- **Aim of the task**
Repeat, without any change, the entries presented below.

- **Recorded data**

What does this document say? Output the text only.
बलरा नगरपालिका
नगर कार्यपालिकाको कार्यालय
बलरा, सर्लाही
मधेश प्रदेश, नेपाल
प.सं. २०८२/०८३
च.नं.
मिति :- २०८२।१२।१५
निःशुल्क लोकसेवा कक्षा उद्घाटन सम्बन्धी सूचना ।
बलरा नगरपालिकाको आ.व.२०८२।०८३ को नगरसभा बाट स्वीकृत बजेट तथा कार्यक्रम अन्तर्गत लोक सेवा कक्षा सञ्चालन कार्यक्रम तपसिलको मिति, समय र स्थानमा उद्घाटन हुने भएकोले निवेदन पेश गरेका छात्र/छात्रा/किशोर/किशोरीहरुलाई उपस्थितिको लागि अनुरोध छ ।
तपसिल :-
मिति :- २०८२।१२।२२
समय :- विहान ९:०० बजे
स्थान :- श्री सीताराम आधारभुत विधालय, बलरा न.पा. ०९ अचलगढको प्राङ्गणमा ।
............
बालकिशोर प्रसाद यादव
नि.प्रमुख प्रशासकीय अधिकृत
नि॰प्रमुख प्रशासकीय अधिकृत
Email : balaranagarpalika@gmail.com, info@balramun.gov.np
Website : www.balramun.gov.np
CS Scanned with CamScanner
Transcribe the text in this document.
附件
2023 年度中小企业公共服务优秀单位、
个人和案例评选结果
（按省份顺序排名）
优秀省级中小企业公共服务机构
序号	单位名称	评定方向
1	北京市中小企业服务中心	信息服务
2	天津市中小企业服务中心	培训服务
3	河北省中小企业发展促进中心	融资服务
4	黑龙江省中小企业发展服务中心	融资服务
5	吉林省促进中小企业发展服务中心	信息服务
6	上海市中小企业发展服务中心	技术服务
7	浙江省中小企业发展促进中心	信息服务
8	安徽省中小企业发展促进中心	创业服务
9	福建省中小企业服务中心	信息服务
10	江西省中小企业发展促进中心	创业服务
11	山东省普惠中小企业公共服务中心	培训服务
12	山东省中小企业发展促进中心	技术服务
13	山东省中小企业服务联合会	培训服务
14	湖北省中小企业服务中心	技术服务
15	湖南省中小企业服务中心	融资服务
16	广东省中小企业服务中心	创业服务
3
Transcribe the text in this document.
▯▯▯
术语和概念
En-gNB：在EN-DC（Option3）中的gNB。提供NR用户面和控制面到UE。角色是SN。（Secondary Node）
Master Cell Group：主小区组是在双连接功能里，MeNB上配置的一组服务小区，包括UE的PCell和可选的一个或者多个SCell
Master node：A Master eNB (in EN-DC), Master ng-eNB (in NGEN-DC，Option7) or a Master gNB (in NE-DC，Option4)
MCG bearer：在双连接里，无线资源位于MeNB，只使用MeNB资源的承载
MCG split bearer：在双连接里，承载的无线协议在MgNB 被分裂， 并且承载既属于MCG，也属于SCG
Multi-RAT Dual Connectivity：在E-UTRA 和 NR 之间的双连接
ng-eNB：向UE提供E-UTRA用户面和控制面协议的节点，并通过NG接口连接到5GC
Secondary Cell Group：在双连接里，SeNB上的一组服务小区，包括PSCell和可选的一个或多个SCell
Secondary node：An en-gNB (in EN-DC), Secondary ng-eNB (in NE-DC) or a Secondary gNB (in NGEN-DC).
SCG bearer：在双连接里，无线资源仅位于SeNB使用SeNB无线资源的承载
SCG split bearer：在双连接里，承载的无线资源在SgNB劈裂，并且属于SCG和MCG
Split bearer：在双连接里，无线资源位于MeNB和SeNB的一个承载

- **Solution for this task**
What does this document say? Output the text only.
बलरा नगरपालिका
नगर कार्यपालिकाको कार्यालय
बलरा, सर्लाही
मधेश प्रदेश, नेपाल
प.सं. २०८२/०८३
च.नं.
मिति :- २०८२।१२।१५
निःशुल्क लोकसेवा कक्षा उद्घाटन सम्बन्धी सूचना ।
बलरा नगरपालिकाको आ.व.२०८२।०८३ को नगरसभा बाट स्वीकृत बजेट तथा कार्यक्रम अन्तर्गत लोक सेवा कक्षा सञ्चालन कार्यक्रम तपसिलको मिति, समय र स्थानमा उद्घाटन हुने भएकोले निवेदन पेश गरेका छात्र/छात्रा/किशोर/किशोरीहरुलाई उपस्थितिको लागि अनुरोध छ ।
तपसिल :-
मिति :- २०८२।१२।२२
समय :- विहान ९:०० बजे
स्थान :- श्री सीताराम आधारभुत विधालय, बलरा न.पा. ०९ अचलगढको प्राङ्गणमा ।
............
बालकिशोर प्रसाद यादव
नि.प्रमुख प्रशासकीय अधिकृत
नि॰प्रमुख प्रशासकीय अधिकृत
Email : balaranagarpalika@gmail.com, info@balramun.gov.np
Website : www.balramun.gov.np
CS Scanned with CamScanner
Transcribe the text in this document.
附件
2023 年度中小企业公共服务优秀单位、
个人和案例评选结果
（按省份顺序排名）
优秀省级中小企业公共服务机构
序号	单位名称	评定方向
1	北京市中小企业服务中心	信息服务
2	天津市中小企业服务中心	培训服务
3	河北省中小企业发展促进中心	融资服务
4	黑龙江省中小企业发展服务中心	融资服务
5	吉林省促进中小企业发展服务中心	信息服务
6	上海市中小企业发展服务中心	技术服务
7	浙江省中小企业发展促进中心	信息服务
8	安徽省中小企业发展促进中心	创业服务
9	福建省中小企业服务中心	信息服务
10	江西省中小企业发展促进中心	创业服务
11	山东省普惠中小企业公共服务中心	培训服务
12	山东省中小企业发展促进中心	技术服务
13	山东省中小企业服务联合会	培训服务
14	湖北省中小企业服务中心	技术服务
15	湖南省中小企业服务中心	融资服务
16	广东省中小企业服务中心	创业服务
3
Transcribe the text in this document.
▯▯▯
术语和概念
En-gNB：在EN-DC（Option3）中的gNB。提供NR用户面和控制面到UE。角色是SN。（Secondary Node）
Master Cell Group：主小区组是在双连接功能里，MeNB上配置的一组服务小区，包括UE的PCell和可选的一个或者多个SCell
Master node：A Master eNB (in EN-DC), Master ng-eNB (in NGEN-DC，Option7) or a Master gNB (in NE-DC，Option4)
MCG bearer：在双连接里，无线资源位于MeNB，只使用MeNB资源的承载
MCG split bearer：在双连接里，承载的无线协议在MgNB 被分裂， 并且承载既属于MCG，也属于SCG
Multi-RAT Dual Connectivity：在E-UTRA 和 NR 之间的双连接
ng-eNB：向UE提供E-UTRA用户面和控制面协议的节点，并通过NG接口连接到5GC
Secondary Cell Group：在双连接里，SeNB上的一组服务小区，包括PSCell和可选的一个或多个SCell
Secondary node：An en-gNB (in EN-DC), Secondary ng-eNB (in NE-DC) or a Secondary gNB (in NGEN-DC).
SCG bearer：在双连接里，无线资源仅位于SeNB使用SeNB无线资源的承载
SCG split bearer：在双连接里，承载的无线资源在SgNB劈裂，并且属于SCG和MCG
Split bearer：在双连接里，无线资源位于MeNB和SeNB的一个承载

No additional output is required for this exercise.